• DIRECTION:
Each entry needs to be restated exactly as written.

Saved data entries
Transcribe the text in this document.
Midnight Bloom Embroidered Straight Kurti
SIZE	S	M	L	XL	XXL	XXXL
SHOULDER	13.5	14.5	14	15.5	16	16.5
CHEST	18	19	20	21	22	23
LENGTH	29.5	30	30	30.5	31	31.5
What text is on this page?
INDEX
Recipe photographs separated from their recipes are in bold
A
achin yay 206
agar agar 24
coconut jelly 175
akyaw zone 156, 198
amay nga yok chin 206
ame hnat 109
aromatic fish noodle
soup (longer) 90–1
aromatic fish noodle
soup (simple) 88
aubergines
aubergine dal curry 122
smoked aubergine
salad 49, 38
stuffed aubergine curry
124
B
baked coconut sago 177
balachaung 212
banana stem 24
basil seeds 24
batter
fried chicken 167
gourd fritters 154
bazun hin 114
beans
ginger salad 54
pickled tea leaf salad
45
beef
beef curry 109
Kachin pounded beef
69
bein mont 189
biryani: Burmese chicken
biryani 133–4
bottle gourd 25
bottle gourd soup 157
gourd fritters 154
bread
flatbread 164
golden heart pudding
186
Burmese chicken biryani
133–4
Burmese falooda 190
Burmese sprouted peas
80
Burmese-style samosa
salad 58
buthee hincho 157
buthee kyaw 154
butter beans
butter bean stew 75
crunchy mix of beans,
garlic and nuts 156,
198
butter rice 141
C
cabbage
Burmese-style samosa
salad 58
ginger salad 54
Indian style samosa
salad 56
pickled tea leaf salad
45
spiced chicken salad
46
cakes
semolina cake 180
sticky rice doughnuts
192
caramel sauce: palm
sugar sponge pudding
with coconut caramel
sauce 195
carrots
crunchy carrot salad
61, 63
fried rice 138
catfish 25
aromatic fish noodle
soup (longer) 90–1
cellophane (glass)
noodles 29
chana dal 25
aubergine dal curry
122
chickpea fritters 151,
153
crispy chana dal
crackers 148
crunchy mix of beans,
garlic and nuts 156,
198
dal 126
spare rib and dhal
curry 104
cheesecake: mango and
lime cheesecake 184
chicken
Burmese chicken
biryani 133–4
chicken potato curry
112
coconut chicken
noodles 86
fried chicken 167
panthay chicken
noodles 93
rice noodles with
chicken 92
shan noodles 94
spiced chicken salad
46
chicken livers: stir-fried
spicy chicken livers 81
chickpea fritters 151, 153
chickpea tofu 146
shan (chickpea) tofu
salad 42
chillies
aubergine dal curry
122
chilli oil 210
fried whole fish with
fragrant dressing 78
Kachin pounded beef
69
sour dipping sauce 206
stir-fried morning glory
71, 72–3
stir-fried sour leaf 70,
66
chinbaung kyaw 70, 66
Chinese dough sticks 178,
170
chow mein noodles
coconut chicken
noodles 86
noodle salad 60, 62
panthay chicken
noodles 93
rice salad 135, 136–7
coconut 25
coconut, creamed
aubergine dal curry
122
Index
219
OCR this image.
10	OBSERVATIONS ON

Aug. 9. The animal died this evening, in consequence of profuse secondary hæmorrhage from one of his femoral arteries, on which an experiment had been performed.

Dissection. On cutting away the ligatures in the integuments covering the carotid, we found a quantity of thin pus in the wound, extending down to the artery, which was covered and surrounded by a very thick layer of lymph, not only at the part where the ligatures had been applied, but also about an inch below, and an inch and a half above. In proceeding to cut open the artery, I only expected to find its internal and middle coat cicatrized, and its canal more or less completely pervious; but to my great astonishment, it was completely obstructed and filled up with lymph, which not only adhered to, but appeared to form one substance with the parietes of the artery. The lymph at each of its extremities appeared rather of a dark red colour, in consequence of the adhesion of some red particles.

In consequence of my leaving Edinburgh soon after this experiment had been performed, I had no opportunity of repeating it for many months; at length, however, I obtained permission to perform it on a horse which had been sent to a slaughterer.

• RESULT OF THE EXERCISE:
Transcribe the text in this document.
Midnight Bloom Embroidered Straight Kurti
SIZE	S	M	L	XL	XXL	XXXL
SHOULDER	13.5	14.5	14	15.5	16	16.5
CHEST	18	19	20	21	22	23
LENGTH	29.5	30	30	30.5	31	31.5
What text is on this page?
INDEX
Recipe photographs separated from their recipes are in bold
A
achin yay 206
agar agar 24
coconut jelly 175
akyaw zone 156, 198
amay nga yok chin 206
ame hnat 109
aromatic fish noodle
soup (longer) 90–1
aromatic fish noodle
soup (simple) 88
aubergines
aubergine dal curry 122
smoked aubergine
salad 49, 38
stuffed aubergine curry
124
B
baked coconut sago 177
balachaung 212
banana stem 24
basil seeds 24
batter
fried chicken 167
gourd fritters 154
bazun hin 114
beans
ginger salad 54
pickled tea leaf salad
45
beef
beef curry 109
Kachin pounded beef
69
bein mont 189
biryani: Burmese chicken
biryani 133–4
bottle gourd 25
bottle gourd soup 157
gourd fritters 154
bread
flatbread 164
golden heart pudding
186
Burmese chicken biryani
133–4
Burmese falooda 190
Burmese sprouted peas
80
Burmese-style samosa
salad 58
buthee hincho 157
buthee kyaw 154
butter beans
butter bean stew 75
crunchy mix of beans,
garlic and nuts 156,
198
butter rice 141
C
cabbage
Burmese-style samosa
salad 58
ginger salad 54
Indian style samosa
salad 56
pickled tea leaf salad
45
spiced chicken salad
46
cakes
semolina cake 180
sticky rice doughnuts
192
caramel sauce: palm
sugar sponge pudding
with coconut caramel
sauce 195
carrots
crunchy carrot salad
61, 63
fried rice 138
catfish 25
aromatic fish noodle
soup (longer) 90–1
cellophane (glass)
noodles 29
chana dal 25
aubergine dal curry
122
chickpea fritters 151,
153
crispy chana dal
crackers 148
crunchy mix of beans,
garlic and nuts 156,
198
dal 126
spare rib and dhal
curry 104
cheesecake: mango and
lime cheesecake 184
chicken
Burmese chicken
biryani 133–4
chicken potato curry
112
coconut chicken
noodles 86
fried chicken 167
panthay chicken
noodles 93
rice noodles with
chicken 92
shan noodles 94
spiced chicken salad
46
chicken livers: stir-fried
spicy chicken livers 81
chickpea fritters 151, 153
chickpea tofu 146
shan (chickpea) tofu
salad 42
chillies
aubergine dal curry
122
chilli oil 210
fried whole fish with
fragrant dressing 78
Kachin pounded beef
69
sour dipping sauce 206
stir-fried morning glory
71, 72–3
stir-fried sour leaf 70,
66
chinbaung kyaw 70, 66
Chinese dough sticks 178,
170
chow mein noodles
coconut chicken
noodles 86
noodle salad 60, 62
panthay chicken
noodles 93
rice salad 135, 136–7
coconut 25
coconut, creamed
aubergine dal curry
122
Index
219
OCR this image.
10	OBSERVATIONS ON

Aug. 9. The animal died this evening, in consequence of profuse secondary hæmorrhage from one of his femoral arteries, on which an experiment had been performed.

Dissection. On cutting away the ligatures in the integuments covering the carotid, we found a quantity of thin pus in the wound, extending down to the artery, which was covered and surrounded by a very thick layer of lymph, not only at the part where the ligatures had been applied, but also about an inch below, and an inch and a half above. In proceeding to cut open the artery, I only expected to find its internal and middle coat cicatrized, and its canal more or less completely pervious; but to my great astonishment, it was completely obstructed and filled up with lymph, which not only adhered to, but appeared to form one substance with the parietes of the artery. The lymph at each of its extremities appeared rather of a dark red colour, in consequence of the adhesion of some red particles.

In consequence of my leaving Edinburgh soon after this experiment had been performed, I had no opportunity of repeating it for many months; at length, however, I obtained permission to perform it on a horse which had been sent to a slaughterer.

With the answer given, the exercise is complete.